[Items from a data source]
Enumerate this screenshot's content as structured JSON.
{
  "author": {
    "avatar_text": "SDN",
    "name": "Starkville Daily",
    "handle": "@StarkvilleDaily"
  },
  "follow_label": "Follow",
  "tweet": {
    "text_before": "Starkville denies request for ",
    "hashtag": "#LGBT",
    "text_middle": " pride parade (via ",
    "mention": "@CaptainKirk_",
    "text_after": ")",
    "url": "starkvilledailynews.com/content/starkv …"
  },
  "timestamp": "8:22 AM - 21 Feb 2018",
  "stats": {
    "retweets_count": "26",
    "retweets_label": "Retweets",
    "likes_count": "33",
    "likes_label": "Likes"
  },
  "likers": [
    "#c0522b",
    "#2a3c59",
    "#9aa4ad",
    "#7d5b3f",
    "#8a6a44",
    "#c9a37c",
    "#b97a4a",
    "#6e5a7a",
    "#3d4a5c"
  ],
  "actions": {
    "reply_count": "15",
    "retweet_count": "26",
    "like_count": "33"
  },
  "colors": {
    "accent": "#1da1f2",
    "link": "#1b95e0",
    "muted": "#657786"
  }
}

> [THE REQUEST]:
Transcribe all the entries, keeping each one exactly as it is.

> [THE REPLY]:
Enumerate this screenshot's content as structured JSON.
{
  "author": {
    "avatar_text": "SDN",
    "name": "Starkville Daily",
    "handle": "@StarkvilleDaily"
  },
  "follow_label": "Follow",
  "tweet": {
    "text_before": "Starkville denies request for ",
    "hashtag": "#LGBT",
    "text_middle": " pride parade (via ",
    "mention": "@CaptainKirk_",
    "text_after": ")",
    "url": "starkvilledailynews.com/content/starkv …"
  },
  "timestamp": "8:22 AM - 21 Feb 2018",
  "stats": {
    "retweets_count": "26",
    "retweets_label": "Retweets",
    "likes_count": "33",
    "likes_label": "Likes"
  },
  "likers": [
    "#c0522b",
    "#2a3c59",
    "#9aa4ad",
    "#7d5b3f",
    "#8a6a44",
    "#c9a37c",
    "#b97a4a",
    "#6e5a7a",
    "#3d4a5c"
  ],
  "actions": {
    "reply_count": "15",
    "retweet_count": "26",
    "like_count": "33"
  },
  "colors": {
    "accent": "#1da1f2",
    "link": "#1b95e0",
    "muted": "#657786"
  }
}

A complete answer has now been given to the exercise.